— START OF RECORDED INFORMATION —

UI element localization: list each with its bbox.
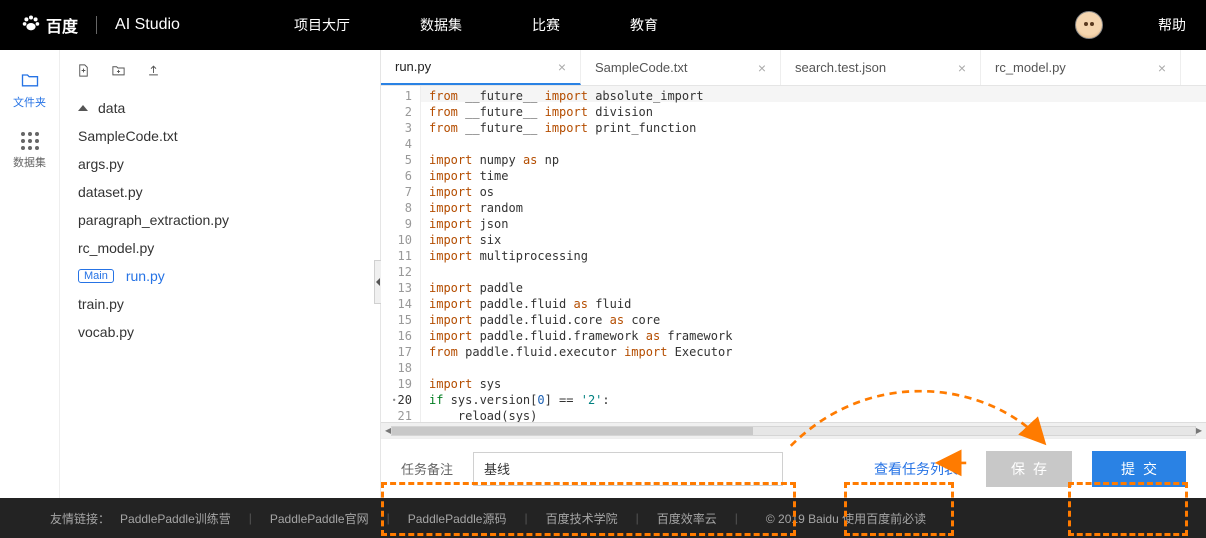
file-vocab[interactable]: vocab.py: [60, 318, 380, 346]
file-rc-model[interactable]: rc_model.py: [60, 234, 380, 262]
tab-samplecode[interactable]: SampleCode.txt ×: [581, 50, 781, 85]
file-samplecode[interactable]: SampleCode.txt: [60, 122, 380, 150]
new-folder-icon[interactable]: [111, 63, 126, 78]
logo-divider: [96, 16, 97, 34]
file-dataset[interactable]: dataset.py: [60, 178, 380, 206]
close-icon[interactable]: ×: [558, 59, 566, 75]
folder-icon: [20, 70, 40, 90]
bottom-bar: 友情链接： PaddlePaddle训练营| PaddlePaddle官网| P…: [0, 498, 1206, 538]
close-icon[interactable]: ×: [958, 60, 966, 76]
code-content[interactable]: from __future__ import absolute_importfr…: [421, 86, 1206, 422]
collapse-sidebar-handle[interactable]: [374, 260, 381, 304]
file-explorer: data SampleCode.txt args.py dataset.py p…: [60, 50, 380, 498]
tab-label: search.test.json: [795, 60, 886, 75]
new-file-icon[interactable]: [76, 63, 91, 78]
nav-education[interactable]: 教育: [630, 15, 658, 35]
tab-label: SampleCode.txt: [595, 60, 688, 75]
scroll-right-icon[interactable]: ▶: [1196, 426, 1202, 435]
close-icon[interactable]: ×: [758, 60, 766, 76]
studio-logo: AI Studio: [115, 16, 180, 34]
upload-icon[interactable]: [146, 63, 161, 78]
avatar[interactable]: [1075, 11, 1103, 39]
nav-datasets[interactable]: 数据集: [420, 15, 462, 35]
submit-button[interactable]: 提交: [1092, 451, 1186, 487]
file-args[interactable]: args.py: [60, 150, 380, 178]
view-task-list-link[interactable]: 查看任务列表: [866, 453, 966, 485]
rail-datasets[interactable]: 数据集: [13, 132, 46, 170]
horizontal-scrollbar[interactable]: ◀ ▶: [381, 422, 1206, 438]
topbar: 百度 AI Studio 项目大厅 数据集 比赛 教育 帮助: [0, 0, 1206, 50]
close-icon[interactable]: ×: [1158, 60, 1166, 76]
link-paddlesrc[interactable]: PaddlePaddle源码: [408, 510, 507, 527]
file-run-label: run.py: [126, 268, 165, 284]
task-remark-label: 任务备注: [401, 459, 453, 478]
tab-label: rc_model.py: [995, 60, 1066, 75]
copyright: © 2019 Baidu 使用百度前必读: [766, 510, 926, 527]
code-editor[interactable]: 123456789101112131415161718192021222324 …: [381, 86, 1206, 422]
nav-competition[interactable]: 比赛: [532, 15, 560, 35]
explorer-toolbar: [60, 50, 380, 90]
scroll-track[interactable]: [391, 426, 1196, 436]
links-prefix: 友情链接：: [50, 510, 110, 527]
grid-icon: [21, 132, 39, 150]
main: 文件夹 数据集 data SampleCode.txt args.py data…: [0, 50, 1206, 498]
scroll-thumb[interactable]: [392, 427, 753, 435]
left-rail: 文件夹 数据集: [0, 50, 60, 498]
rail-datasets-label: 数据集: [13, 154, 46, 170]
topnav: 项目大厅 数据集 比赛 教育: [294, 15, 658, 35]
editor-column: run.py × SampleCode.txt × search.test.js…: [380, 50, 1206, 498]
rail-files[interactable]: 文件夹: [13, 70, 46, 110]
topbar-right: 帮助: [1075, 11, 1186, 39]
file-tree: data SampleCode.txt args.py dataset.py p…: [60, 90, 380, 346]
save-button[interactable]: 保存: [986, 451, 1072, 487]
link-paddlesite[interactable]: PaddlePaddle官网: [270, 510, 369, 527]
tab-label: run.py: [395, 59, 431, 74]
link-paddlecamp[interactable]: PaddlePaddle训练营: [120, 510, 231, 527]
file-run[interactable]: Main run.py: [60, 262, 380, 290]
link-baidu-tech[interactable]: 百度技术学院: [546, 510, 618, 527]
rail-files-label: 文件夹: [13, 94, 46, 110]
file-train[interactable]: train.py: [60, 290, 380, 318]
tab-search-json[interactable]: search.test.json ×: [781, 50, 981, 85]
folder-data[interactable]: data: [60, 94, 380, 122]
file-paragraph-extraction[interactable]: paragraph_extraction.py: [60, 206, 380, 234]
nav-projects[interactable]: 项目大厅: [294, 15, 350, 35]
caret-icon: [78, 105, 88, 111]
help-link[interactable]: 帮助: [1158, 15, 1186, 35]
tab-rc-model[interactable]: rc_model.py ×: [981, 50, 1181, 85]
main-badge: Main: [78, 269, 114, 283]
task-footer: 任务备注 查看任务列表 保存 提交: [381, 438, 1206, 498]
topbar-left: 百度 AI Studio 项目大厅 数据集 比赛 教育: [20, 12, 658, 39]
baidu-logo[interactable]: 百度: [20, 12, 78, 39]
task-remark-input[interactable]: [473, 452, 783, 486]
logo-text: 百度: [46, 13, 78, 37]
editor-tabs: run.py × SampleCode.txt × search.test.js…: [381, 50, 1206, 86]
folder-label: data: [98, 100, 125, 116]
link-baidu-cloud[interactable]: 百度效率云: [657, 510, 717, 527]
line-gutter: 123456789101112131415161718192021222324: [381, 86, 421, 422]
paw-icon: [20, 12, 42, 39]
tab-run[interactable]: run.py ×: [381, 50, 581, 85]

— END OF RECORDED INFORMATION —
— START OF RECORDED INFORMATION —

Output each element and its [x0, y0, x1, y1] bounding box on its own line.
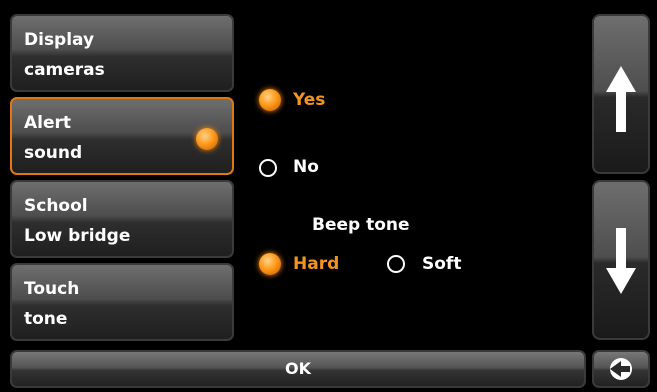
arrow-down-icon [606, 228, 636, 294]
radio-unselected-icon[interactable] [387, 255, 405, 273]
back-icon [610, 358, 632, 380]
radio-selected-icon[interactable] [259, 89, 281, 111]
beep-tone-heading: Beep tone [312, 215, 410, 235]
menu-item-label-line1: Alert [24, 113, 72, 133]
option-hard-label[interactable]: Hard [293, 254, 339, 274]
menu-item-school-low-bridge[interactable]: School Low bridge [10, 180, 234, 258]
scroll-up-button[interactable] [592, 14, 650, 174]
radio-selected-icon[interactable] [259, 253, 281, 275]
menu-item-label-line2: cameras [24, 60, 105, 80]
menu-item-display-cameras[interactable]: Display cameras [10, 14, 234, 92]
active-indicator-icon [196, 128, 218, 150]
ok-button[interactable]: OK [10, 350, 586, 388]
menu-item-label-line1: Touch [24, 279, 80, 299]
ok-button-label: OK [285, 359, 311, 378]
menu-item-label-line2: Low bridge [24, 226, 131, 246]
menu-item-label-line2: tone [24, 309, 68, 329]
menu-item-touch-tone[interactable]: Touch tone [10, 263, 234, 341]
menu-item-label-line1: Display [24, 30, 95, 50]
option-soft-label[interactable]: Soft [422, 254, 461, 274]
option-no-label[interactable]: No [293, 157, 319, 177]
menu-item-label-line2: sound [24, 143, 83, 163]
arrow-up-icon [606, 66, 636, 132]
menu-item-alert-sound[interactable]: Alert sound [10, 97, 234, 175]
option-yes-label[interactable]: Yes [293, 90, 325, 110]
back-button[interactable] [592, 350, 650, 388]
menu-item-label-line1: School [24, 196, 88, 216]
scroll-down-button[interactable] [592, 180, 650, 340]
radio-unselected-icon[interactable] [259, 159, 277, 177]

— END OF RECORDED INFORMATION —

• **TO BE DONE**
Copy out the lines from the one containing "Output each element" through the one containing "radio-unselected-icon[interactable] [259, 159, 277, 177]", including both of those lines. Leave out any pictures.

• **RESULT OF THE TASK**
Output each element and its [x0, y0, x1, y1] bounding box on its own line.
arrow-down-icon [606, 228, 636, 294]
radio-unselected-icon[interactable] [387, 255, 405, 273]
back-icon [610, 358, 632, 380]
radio-selected-icon[interactable] [259, 89, 281, 111]
beep-tone-heading: Beep tone [312, 215, 410, 235]
menu-item-label-line1: Alert [24, 113, 72, 133]
option-hard-label[interactable]: Hard [293, 254, 339, 274]
menu-item-school-low-bridge[interactable]: School Low bridge [10, 180, 234, 258]
scroll-up-button[interactable] [592, 14, 650, 174]
radio-selected-icon[interactable] [259, 253, 281, 275]
menu-item-label-line2: cameras [24, 60, 105, 80]
menu-item-display-cameras[interactable]: Display cameras [10, 14, 234, 92]
active-indicator-icon [196, 128, 218, 150]
ok-button[interactable]: OK [10, 350, 586, 388]
menu-item-label-line1: Touch [24, 279, 80, 299]
ok-button-label: OK [285, 359, 311, 378]
menu-item-label-line2: Low bridge [24, 226, 131, 246]
menu-item-label-line2: tone [24, 309, 68, 329]
menu-item-touch-tone[interactable]: Touch tone [10, 263, 234, 341]
menu-item-label-line1: Display [24, 30, 95, 50]
option-soft-label[interactable]: Soft [422, 254, 461, 274]
option-no-label[interactable]: No [293, 157, 319, 177]
menu-item-label-line2: sound [24, 143, 83, 163]
arrow-up-icon [606, 66, 636, 132]
menu-item-alert-sound[interactable]: Alert sound [10, 97, 234, 175]
option-yes-label[interactable]: Yes [293, 90, 325, 110]
back-button[interactable] [592, 350, 650, 388]
menu-item-label-line1: School [24, 196, 88, 216]
scroll-down-button[interactable] [592, 180, 650, 340]
radio-unselected-icon[interactable] [259, 159, 277, 177]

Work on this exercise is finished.